● **Problem requirements**: Write out the listing beneath this instruction in its entirety, exactly as it reads.

● ● ● ● ● ● ●

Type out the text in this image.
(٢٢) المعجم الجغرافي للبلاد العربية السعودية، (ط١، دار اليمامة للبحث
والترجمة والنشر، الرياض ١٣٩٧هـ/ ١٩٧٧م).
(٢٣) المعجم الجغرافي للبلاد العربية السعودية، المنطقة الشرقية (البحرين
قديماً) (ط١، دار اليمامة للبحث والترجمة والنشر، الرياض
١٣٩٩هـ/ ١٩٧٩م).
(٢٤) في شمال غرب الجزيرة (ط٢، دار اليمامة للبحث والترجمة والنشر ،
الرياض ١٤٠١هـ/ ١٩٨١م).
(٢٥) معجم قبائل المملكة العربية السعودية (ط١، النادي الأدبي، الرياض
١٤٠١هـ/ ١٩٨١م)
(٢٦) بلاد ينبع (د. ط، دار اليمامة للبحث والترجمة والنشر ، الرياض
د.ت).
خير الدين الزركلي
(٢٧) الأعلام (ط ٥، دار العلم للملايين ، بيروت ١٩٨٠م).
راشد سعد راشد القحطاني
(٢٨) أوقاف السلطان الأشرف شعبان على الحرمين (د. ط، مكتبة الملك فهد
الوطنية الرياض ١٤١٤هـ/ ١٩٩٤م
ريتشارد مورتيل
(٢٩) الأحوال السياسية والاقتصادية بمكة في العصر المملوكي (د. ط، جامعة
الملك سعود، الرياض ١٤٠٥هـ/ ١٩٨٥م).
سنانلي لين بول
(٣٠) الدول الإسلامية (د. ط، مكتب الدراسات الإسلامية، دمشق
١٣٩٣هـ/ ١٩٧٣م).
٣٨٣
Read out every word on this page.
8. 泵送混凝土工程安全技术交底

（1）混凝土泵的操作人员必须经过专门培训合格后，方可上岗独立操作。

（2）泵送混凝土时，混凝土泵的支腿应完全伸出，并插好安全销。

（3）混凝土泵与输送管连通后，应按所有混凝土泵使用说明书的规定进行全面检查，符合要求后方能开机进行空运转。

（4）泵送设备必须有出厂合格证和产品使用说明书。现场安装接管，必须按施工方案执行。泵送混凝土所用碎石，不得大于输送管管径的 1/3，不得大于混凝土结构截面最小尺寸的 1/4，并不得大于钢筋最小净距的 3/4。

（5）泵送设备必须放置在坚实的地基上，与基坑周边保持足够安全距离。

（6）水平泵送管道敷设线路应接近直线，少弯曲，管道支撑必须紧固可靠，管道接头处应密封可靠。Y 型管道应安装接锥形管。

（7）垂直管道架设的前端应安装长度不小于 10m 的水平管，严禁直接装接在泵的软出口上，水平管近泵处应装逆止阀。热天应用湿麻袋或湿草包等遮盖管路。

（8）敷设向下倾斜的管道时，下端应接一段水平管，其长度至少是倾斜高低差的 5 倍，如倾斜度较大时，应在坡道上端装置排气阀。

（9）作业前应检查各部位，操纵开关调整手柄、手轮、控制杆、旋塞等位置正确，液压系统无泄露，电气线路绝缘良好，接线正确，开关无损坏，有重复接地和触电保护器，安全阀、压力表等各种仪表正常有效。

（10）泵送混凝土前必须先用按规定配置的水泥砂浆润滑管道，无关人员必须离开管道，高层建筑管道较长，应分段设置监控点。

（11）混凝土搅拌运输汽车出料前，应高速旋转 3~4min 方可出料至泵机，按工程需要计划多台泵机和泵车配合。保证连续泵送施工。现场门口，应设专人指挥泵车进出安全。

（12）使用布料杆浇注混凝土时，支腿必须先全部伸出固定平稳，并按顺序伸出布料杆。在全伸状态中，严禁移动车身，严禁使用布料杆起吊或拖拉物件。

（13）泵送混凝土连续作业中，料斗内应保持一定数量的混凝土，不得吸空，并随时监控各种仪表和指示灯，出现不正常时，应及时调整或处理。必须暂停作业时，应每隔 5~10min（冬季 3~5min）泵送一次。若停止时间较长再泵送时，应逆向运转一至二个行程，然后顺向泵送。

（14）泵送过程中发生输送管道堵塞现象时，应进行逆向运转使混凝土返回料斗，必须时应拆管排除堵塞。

● ● ● ● ● ● ●

● **Expected answer**:
Type out the text in this image.
(٢٢) المعجم الجغرافي للبلاد العربية السعودية، (ط١، دار اليمامة للبحث
والترجمة والنشر، الرياض ١٣٩٧هـ/ ١٩٧٧م).
(٢٣) المعجم الجغرافي للبلاد العربية السعودية، المنطقة الشرقية (البحرين
قديماً) (ط١، دار اليمامة للبحث والترجمة والنشر، الرياض
١٣٩٩هـ/ ١٩٧٩م).
(٢٤) في شمال غرب الجزيرة (ط٢، دار اليمامة للبحث والترجمة والنشر ،
الرياض ١٤٠١هـ/ ١٩٨١م).
(٢٥) معجم قبائل المملكة العربية السعودية (ط١، النادي الأدبي، الرياض
١٤٠١هـ/ ١٩٨١م)
(٢٦) بلاد ينبع (د. ط، دار اليمامة للبحث والترجمة والنشر ، الرياض
د.ت).
خير الدين الزركلي
(٢٧) الأعلام (ط ٥، دار العلم للملايين ، بيروت ١٩٨٠م).
راشد سعد راشد القحطاني
(٢٨) أوقاف السلطان الأشرف شعبان على الحرمين (د. ط، مكتبة الملك فهد
الوطنية الرياض ١٤١٤هـ/ ١٩٩٤م
ريتشارد مورتيل
(٢٩) الأحوال السياسية والاقتصادية بمكة في العصر المملوكي (د. ط، جامعة
الملك سعود، الرياض ١٤٠٥هـ/ ١٩٨٥م).
سنانلي لين بول
(٣٠) الدول الإسلامية (د. ط، مكتب الدراسات الإسلامية، دمشق
١٣٩٣هـ/ ١٩٧٣م).
٣٨٣
Read out every word on this page.
8. 泵送混凝土工程安全技术交底

（1）混凝土泵的操作人员必须经过专门培训合格后，方可上岗独立操作。

（2）泵送混凝土时，混凝土泵的支腿应完全伸出，并插好安全销。

（3）混凝土泵与输送管连通后，应按所有混凝土泵使用说明书的规定进行全面检查，符合要求后方能开机进行空运转。

（4）泵送设备必须有出厂合格证和产品使用说明书。现场安装接管，必须按施工方案执行。泵送混凝土所用碎石，不得大于输送管管径的 1/3，不得大于混凝土结构截面最小尺寸的 1/4，并不得大于钢筋最小净距的 3/4。

（5）泵送设备必须放置在坚实的地基上，与基坑周边保持足够安全距离。

（6）水平泵送管道敷设线路应接近直线，少弯曲，管道支撑必须紧固可靠，管道接头处应密封可靠。Y 型管道应安装接锥形管。

（7）垂直管道架设的前端应安装长度不小于 10m 的水平管，严禁直接装接在泵的软出口上，水平管近泵处应装逆止阀。热天应用湿麻袋或湿草包等遮盖管路。

（8）敷设向下倾斜的管道时，下端应接一段水平管，其长度至少是倾斜高低差的 5 倍，如倾斜度较大时，应在坡道上端装置排气阀。

（9）作业前应检查各部位，操纵开关调整手柄、手轮、控制杆、旋塞等位置正确，液压系统无泄露，电气线路绝缘良好，接线正确，开关无损坏，有重复接地和触电保护器，安全阀、压力表等各种仪表正常有效。

（10）泵送混凝土前必须先用按规定配置的水泥砂浆润滑管道，无关人员必须离开管道，高层建筑管道较长，应分段设置监控点。

（11）混凝土搅拌运输汽车出料前，应高速旋转 3~4min 方可出料至泵机，按工程需要计划多台泵机和泵车配合。保证连续泵送施工。现场门口，应设专人指挥泵车进出安全。

（12）使用布料杆浇注混凝土时，支腿必须先全部伸出固定平稳，并按顺序伸出布料杆。在全伸状态中，严禁移动车身，严禁使用布料杆起吊或拖拉物件。

（13）泵送混凝土连续作业中，料斗内应保持一定数量的混凝土，不得吸空，并随时监控各种仪表和指示灯，出现不正常时，应及时调整或处理。必须暂停作业时，应每隔 5~10min（冬季 3~5min）泵送一次。若停止时间较长再泵送时，应逆向运转一至二个行程，然后顺向泵送。

（14）泵送过程中发生输送管道堵塞现象时，应进行逆向运转使混凝土返回料斗，必须时应拆管排除堵塞。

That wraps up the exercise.